Work to be completed ->
Return each line of the listing that contains the string "month".

Extracted information ->
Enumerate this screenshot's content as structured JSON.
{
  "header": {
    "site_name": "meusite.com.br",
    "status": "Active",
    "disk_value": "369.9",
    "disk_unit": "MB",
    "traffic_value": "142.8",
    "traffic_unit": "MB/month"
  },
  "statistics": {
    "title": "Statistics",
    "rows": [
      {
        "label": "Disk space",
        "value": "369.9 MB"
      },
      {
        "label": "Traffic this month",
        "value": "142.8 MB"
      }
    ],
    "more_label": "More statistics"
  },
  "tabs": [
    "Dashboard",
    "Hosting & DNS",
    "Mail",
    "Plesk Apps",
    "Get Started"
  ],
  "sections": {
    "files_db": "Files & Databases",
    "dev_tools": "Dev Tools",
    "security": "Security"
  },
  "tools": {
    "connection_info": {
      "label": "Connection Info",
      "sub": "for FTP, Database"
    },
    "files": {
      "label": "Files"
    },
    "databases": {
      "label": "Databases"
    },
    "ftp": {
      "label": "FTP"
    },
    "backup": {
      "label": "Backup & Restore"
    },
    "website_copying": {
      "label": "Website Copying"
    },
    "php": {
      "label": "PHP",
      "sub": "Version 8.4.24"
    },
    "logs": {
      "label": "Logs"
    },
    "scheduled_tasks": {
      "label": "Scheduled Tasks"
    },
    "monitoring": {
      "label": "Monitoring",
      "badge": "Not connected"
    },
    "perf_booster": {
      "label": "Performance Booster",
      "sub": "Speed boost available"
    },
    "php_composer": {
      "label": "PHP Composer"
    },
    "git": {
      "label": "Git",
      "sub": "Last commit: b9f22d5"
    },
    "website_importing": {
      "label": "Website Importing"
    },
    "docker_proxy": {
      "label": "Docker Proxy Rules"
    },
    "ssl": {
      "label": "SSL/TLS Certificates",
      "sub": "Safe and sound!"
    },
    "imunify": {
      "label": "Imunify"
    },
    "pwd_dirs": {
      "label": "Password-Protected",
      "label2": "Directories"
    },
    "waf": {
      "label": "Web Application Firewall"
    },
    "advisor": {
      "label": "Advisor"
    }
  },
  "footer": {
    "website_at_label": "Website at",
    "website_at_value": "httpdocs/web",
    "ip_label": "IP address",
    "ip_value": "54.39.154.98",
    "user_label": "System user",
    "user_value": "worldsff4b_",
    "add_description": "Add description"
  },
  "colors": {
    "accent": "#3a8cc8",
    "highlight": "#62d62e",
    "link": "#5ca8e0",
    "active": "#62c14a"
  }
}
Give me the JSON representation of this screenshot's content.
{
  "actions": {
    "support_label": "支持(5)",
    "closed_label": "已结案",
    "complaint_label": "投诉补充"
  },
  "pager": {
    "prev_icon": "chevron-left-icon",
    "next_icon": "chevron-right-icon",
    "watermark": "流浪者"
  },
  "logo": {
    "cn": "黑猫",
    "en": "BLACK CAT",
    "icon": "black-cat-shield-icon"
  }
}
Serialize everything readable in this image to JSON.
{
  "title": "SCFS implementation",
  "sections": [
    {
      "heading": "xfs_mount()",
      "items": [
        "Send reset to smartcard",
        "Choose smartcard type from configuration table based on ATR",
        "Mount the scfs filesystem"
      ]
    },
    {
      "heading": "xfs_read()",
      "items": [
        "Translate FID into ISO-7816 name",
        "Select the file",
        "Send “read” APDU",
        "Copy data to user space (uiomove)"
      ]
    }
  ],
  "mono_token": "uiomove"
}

Output below ->
    "traffic_unit": "MB/month"
        "label": "Traffic this month",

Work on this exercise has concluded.